◆ WHAT YOU HAVE TO DO ◆
Pictures within the data are to be left out; everything else must be reproduced exactly.

◆ DATASET RECORDS ◆

** begin **

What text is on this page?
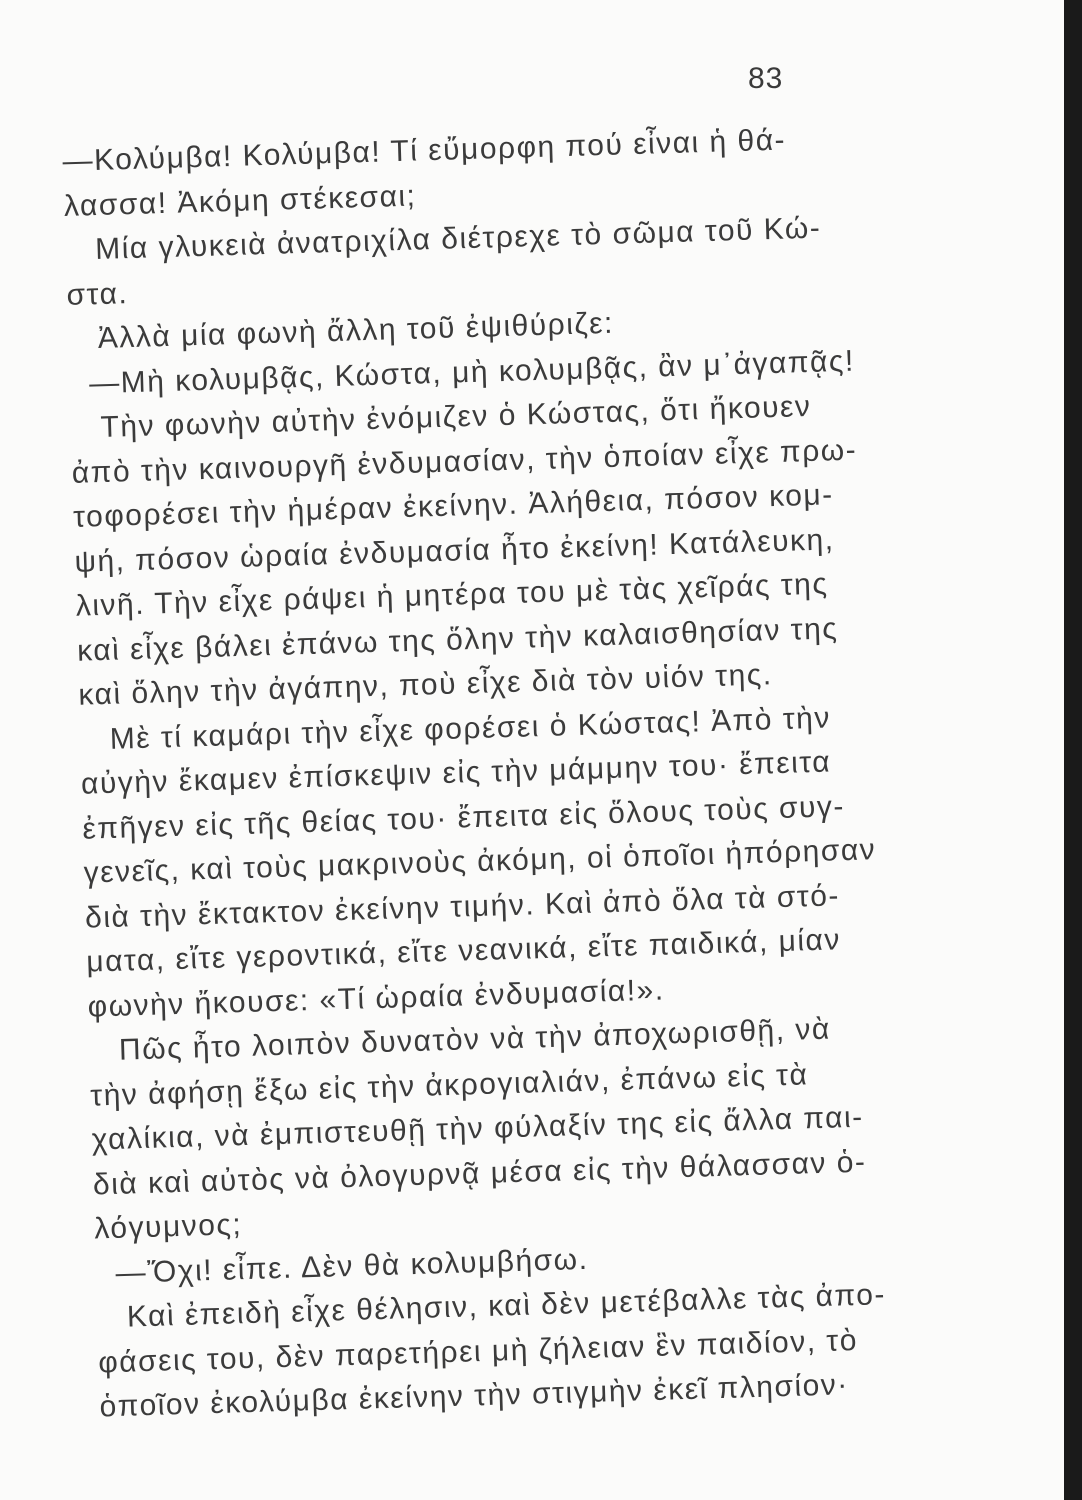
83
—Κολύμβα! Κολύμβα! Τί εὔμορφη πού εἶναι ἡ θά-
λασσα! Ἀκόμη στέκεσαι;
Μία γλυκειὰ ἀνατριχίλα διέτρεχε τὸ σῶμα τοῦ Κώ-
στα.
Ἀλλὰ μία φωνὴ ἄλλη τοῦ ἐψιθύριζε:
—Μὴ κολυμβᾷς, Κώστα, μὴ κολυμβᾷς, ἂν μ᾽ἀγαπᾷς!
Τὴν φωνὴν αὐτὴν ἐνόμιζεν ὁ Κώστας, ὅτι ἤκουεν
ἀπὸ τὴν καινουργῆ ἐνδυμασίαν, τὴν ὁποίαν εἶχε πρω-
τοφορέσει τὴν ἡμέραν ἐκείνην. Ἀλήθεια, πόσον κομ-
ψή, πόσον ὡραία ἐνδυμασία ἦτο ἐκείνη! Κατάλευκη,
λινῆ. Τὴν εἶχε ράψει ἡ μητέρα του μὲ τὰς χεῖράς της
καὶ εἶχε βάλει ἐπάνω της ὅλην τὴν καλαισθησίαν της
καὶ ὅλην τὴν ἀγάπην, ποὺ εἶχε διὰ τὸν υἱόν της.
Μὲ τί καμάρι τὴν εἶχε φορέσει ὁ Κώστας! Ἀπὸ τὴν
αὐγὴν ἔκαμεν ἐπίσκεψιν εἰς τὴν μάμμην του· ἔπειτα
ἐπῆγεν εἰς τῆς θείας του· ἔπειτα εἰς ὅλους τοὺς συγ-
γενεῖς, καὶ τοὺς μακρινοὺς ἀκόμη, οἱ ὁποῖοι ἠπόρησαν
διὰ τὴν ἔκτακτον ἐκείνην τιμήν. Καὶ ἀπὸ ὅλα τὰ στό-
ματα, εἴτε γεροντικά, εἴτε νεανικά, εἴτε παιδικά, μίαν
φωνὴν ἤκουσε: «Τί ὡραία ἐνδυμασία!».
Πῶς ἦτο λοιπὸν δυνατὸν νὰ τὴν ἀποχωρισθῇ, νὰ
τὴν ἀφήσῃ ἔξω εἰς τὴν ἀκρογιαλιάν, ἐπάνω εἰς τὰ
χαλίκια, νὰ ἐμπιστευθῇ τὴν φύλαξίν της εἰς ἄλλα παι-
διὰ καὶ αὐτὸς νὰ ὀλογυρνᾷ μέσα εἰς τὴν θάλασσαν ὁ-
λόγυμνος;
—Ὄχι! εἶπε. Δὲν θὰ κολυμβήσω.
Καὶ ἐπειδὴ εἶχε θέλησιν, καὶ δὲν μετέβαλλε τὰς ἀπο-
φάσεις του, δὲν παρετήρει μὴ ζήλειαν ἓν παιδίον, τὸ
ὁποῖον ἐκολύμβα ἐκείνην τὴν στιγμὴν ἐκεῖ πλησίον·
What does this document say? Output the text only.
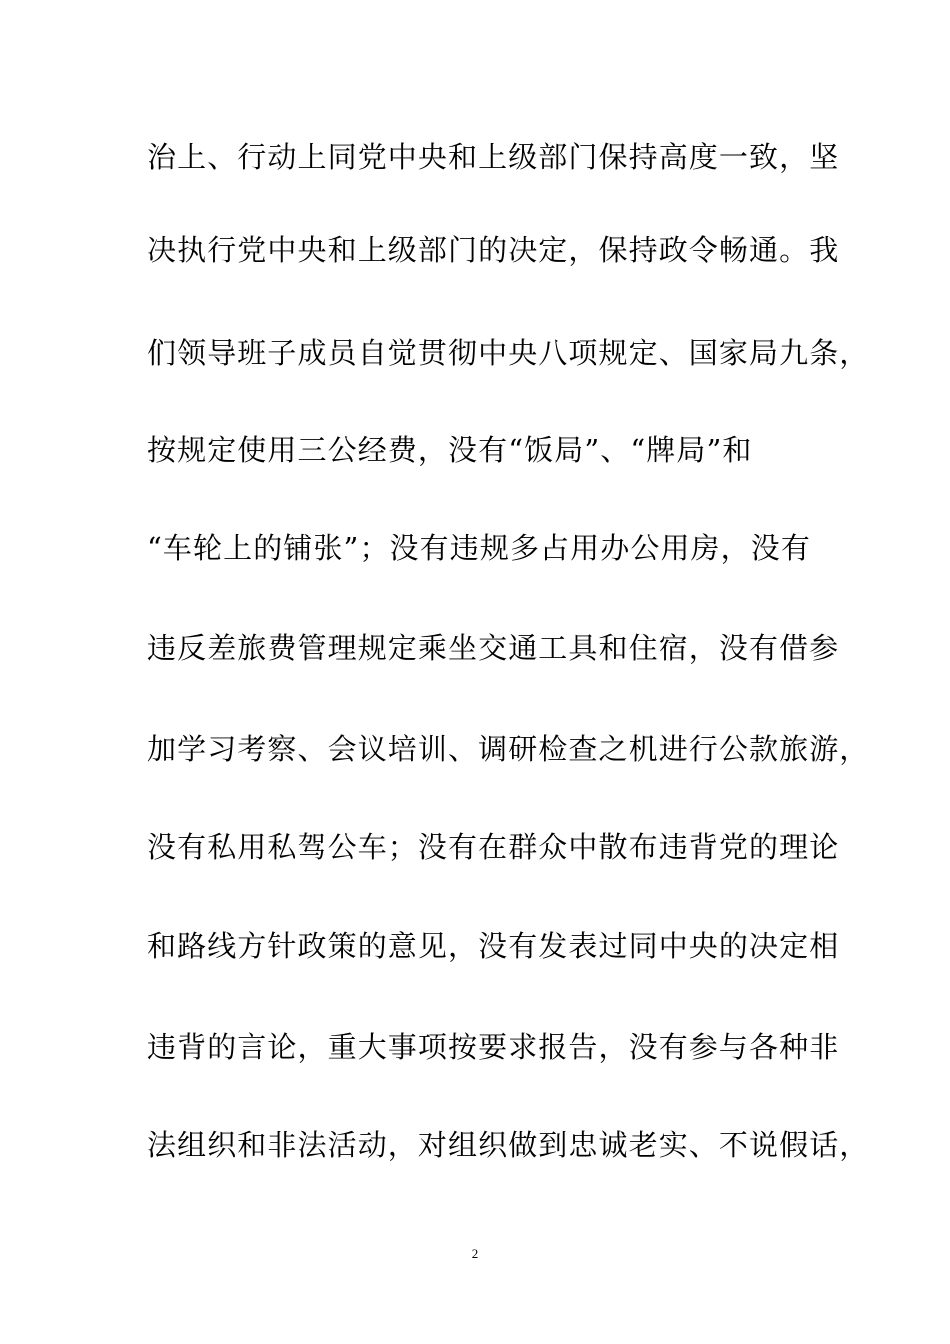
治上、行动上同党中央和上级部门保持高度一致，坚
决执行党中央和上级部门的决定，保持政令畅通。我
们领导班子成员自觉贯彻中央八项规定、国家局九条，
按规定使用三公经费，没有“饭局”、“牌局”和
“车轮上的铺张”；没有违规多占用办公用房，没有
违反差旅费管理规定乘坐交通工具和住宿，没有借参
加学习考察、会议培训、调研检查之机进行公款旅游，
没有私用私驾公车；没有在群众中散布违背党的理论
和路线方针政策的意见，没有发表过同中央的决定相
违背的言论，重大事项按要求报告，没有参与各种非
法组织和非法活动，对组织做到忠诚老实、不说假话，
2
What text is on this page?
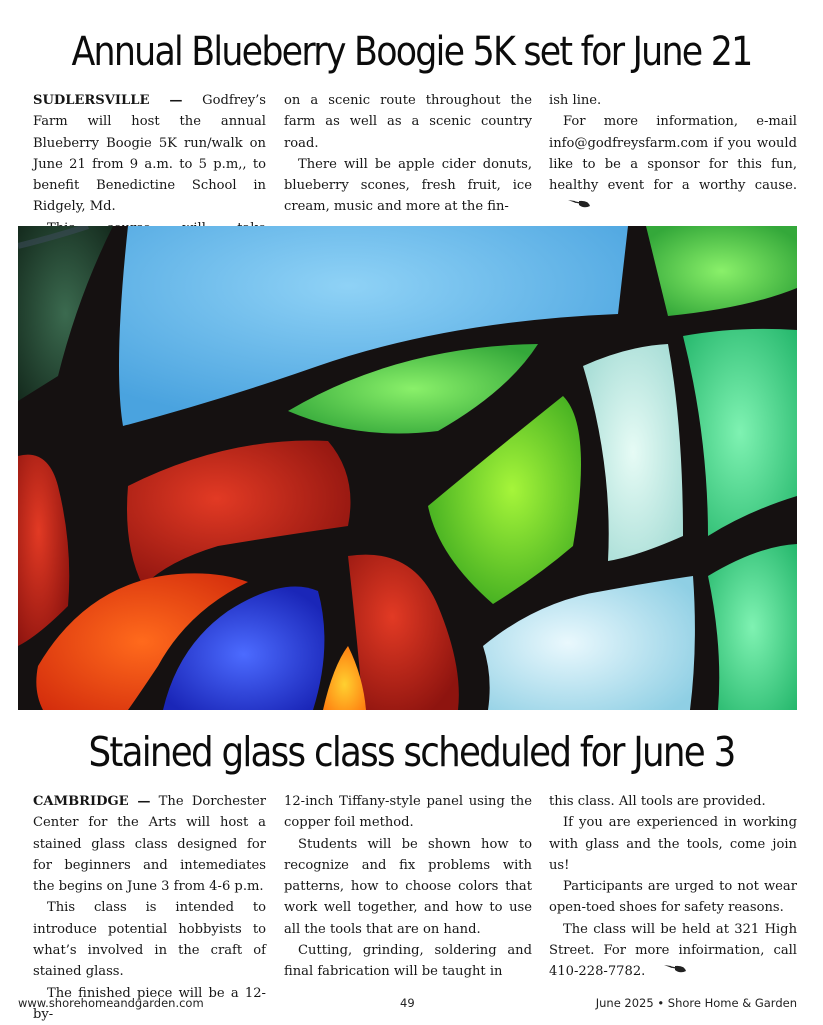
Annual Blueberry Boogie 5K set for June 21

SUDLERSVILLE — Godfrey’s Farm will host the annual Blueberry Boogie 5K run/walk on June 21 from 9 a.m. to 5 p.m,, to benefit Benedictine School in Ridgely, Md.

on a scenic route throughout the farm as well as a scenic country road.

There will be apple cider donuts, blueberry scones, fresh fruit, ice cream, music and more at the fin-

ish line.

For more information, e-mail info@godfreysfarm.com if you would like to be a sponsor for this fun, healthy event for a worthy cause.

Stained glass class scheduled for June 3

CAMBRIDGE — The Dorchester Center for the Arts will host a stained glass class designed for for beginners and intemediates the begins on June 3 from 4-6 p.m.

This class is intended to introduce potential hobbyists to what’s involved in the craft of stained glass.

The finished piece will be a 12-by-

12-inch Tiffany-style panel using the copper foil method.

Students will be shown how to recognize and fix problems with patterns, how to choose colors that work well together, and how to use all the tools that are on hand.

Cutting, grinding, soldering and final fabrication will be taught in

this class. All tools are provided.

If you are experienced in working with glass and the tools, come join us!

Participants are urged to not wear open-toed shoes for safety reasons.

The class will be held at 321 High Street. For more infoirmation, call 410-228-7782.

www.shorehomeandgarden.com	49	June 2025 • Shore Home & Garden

** end **

◆ CORRECT OUTPUT ◆
What text is on this page?
83
—Κολύμβα! Κολύμβα! Τί εὔμορφη πού εἶναι ἡ θά-
λασσα! Ἀκόμη στέκεσαι;
Μία γλυκειὰ ἀνατριχίλα διέτρεχε τὸ σῶμα τοῦ Κώ-
στα.
Ἀλλὰ μία φωνὴ ἄλλη τοῦ ἐψιθύριζε:
—Μὴ κολυμβᾷς, Κώστα, μὴ κολυμβᾷς, ἂν μ᾽ἀγαπᾷς!
Τὴν φωνὴν αὐτὴν ἐνόμιζεν ὁ Κώστας, ὅτι ἤκουεν
ἀπὸ τὴν καινουργῆ ἐνδυμασίαν, τὴν ὁποίαν εἶχε πρω-
τοφορέσει τὴν ἡμέραν ἐκείνην. Ἀλήθεια, πόσον κομ-
ψή, πόσον ὡραία ἐνδυμασία ἦτο ἐκείνη! Κατάλευκη,
λινῆ. Τὴν εἶχε ράψει ἡ μητέρα του μὲ τὰς χεῖράς της
καὶ εἶχε βάλει ἐπάνω της ὅλην τὴν καλαισθησίαν της
καὶ ὅλην τὴν ἀγάπην, ποὺ εἶχε διὰ τὸν υἱόν της.
Μὲ τί καμάρι τὴν εἶχε φορέσει ὁ Κώστας! Ἀπὸ τὴν
αὐγὴν ἔκαμεν ἐπίσκεψιν εἰς τὴν μάμμην του· ἔπειτα
ἐπῆγεν εἰς τῆς θείας του· ἔπειτα εἰς ὅλους τοὺς συγ-
γενεῖς, καὶ τοὺς μακρινοὺς ἀκόμη, οἱ ὁποῖοι ἠπόρησαν
διὰ τὴν ἔκτακτον ἐκείνην τιμήν. Καὶ ἀπὸ ὅλα τὰ στό-
ματα, εἴτε γεροντικά, εἴτε νεανικά, εἴτε παιδικά, μίαν
φωνὴν ἤκουσε: «Τί ὡραία ἐνδυμασία!».
Πῶς ἦτο λοιπὸν δυνατὸν νὰ τὴν ἀποχωρισθῇ, νὰ
τὴν ἀφήσῃ ἔξω εἰς τὴν ἀκρογιαλιάν, ἐπάνω εἰς τὰ
χαλίκια, νὰ ἐμπιστευθῇ τὴν φύλαξίν της εἰς ἄλλα παι-
διὰ καὶ αὐτὸς νὰ ὀλογυρνᾷ μέσα εἰς τὴν θάλασσαν ὁ-
λόγυμνος;
—Ὄχι! εἶπε. Δὲν θὰ κολυμβήσω.
Καὶ ἐπειδὴ εἶχε θέλησιν, καὶ δὲν μετέβαλλε τὰς ἀπο-
φάσεις του, δὲν παρετήρει μὴ ζήλειαν ἓν παιδίον, τὸ
ὁποῖον ἐκολύμβα ἐκείνην τὴν στιγμὴν ἐκεῖ πλησίον·
What does this document say? Output the text only.
治上、行动上同党中央和上级部门保持高度一致，坚
决执行党中央和上级部门的决定，保持政令畅通。我
们领导班子成员自觉贯彻中央八项规定、国家局九条，
按规定使用三公经费，没有“饭局”、“牌局”和
“车轮上的铺张”；没有违规多占用办公用房，没有
违反差旅费管理规定乘坐交通工具和住宿，没有借参
加学习考察、会议培训、调研检查之机进行公款旅游，
没有私用私驾公车；没有在群众中散布违背党的理论
和路线方针政策的意见，没有发表过同中央的决定相
违背的言论，重大事项按要求报告，没有参与各种非
法组织和非法活动，对组织做到忠诚老实、不说假话，
2
What text is on this page?
Annual Blueberry Boogie 5K set for June 21

SUDLERSVILLE — Godfrey’s Farm will host the annual Blueberry Boogie 5K run/walk on June 21 from 9 a.m. to 5 p.m,, to benefit Benedictine School in Ridgely, Md.

on a scenic route throughout the farm as well as a scenic country road.

There will be apple cider donuts, blueberry scones, fresh fruit, ice cream, music and more at the fin-

ish line.

For more information, e-mail info@godfreysfarm.com if you would like to be a sponsor for this fun, healthy event for a worthy cause.

Stained glass class scheduled for June 3

CAMBRIDGE — The Dorchester Center for the Arts will host a stained glass class designed for for beginners and intemediates the begins on June 3 from 4-6 p.m.

This class is intended to introduce potential hobbyists to what’s involved in the craft of stained glass.

The finished piece will be a 12-by-

12-inch Tiffany-style panel using the copper foil method.

Students will be shown how to recognize and fix problems with patterns, how to choose colors that work well together, and how to use all the tools that are on hand.

Cutting, grinding, soldering and final fabrication will be taught in

this class. All tools are provided.

If you are experienced in working with glass and the tools, come join us!

Participants are urged to not wear open-toed shoes for safety reasons.

The class will be held at 321 High Street. For more infoirmation, call 410-228-7782.

www.shorehomeandgarden.com	49	June 2025 • Shore Home & Garden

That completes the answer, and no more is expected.